* EXERCISE BRIEF *
Give every entry again, word for word and in full.

─── LISTED RECORDS ───

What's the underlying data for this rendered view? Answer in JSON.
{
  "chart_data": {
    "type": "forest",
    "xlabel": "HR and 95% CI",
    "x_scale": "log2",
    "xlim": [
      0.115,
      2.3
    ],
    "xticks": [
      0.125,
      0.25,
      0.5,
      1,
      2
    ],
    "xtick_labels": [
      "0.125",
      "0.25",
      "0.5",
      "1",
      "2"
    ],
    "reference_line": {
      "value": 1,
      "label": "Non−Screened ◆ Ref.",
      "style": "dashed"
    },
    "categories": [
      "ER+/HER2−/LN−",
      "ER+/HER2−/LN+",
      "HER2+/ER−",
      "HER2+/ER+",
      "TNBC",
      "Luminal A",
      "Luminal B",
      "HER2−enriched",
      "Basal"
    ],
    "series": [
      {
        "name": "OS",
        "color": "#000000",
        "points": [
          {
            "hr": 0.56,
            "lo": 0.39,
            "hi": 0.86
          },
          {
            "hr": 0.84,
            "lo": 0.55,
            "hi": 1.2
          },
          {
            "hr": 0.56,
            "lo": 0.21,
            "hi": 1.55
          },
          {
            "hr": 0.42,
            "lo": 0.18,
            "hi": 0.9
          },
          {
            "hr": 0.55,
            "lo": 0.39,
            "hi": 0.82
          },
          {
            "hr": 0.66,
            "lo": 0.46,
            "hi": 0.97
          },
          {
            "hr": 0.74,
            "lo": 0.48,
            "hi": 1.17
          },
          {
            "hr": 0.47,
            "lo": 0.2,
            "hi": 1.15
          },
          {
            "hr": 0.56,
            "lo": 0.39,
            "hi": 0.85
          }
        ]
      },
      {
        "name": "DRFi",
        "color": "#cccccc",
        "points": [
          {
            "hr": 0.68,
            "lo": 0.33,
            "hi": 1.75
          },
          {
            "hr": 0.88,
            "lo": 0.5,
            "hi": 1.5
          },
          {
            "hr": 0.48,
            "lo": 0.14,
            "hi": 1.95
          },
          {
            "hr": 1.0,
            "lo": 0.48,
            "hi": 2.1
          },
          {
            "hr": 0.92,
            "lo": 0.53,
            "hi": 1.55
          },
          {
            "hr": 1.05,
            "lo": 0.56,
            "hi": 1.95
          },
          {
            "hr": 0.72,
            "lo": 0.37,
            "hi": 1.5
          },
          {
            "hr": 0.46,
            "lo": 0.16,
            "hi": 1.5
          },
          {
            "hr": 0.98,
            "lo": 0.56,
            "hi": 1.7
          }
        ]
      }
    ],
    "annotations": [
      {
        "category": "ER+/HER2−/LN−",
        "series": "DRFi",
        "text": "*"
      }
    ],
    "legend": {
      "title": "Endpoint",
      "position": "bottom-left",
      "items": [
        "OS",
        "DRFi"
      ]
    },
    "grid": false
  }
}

───

* ANSWER TO THE TASK *
What's the underlying data for this rendered view? Answer in JSON.
{
  "chart_data": {
    "type": "forest",
    "xlabel": "HR and 95% CI",
    "x_scale": "log2",
    "xlim": [
      0.115,
      2.3
    ],
    "xticks": [
      0.125,
      0.25,
      0.5,
      1,
      2
    ],
    "xtick_labels": [
      "0.125",
      "0.25",
      "0.5",
      "1",
      "2"
    ],
    "reference_line": {
      "value": 1,
      "label": "Non−Screened ◆ Ref.",
      "style": "dashed"
    },
    "categories": [
      "ER+/HER2−/LN−",
      "ER+/HER2−/LN+",
      "HER2+/ER−",
      "HER2+/ER+",
      "TNBC",
      "Luminal A",
      "Luminal B",
      "HER2−enriched",
      "Basal"
    ],
    "series": [
      {
        "name": "OS",
        "color": "#000000",
        "points": [
          {
            "hr": 0.56,
            "lo": 0.39,
            "hi": 0.86
          },
          {
            "hr": 0.84,
            "lo": 0.55,
            "hi": 1.2
          },
          {
            "hr": 0.56,
            "lo": 0.21,
            "hi": 1.55
          },
          {
            "hr": 0.42,
            "lo": 0.18,
            "hi": 0.9
          },
          {
            "hr": 0.55,
            "lo": 0.39,
            "hi": 0.82
          },
          {
            "hr": 0.66,
            "lo": 0.46,
            "hi": 0.97
          },
          {
            "hr": 0.74,
            "lo": 0.48,
            "hi": 1.17
          },
          {
            "hr": 0.47,
            "lo": 0.2,
            "hi": 1.15
          },
          {
            "hr": 0.56,
            "lo": 0.39,
            "hi": 0.85
          }
        ]
      },
      {
        "name": "DRFi",
        "color": "#cccccc",
        "points": [
          {
            "hr": 0.68,
            "lo": 0.33,
            "hi": 1.75
          },
          {
            "hr": 0.88,
            "lo": 0.5,
            "hi": 1.5
          },
          {
            "hr": 0.48,
            "lo": 0.14,
            "hi": 1.95
          },
          {
            "hr": 1.0,
            "lo": 0.48,
            "hi": 2.1
          },
          {
            "hr": 0.92,
            "lo": 0.53,
            "hi": 1.55
          },
          {
            "hr": 1.05,
            "lo": 0.56,
            "hi": 1.95
          },
          {
            "hr": 0.72,
            "lo": 0.37,
            "hi": 1.5
          },
          {
            "hr": 0.46,
            "lo": 0.16,
            "hi": 1.5
          },
          {
            "hr": 0.98,
            "lo": 0.56,
            "hi": 1.7
          }
        ]
      }
    ],
    "annotations": [
      {
        "category": "ER+/HER2−/LN−",
        "series": "DRFi",
        "text": "*"
      }
    ],
    "legend": {
      "title": "Endpoint",
      "position": "bottom-left",
      "items": [
        "OS",
        "DRFi"
      ]
    },
    "grid": false
  }
}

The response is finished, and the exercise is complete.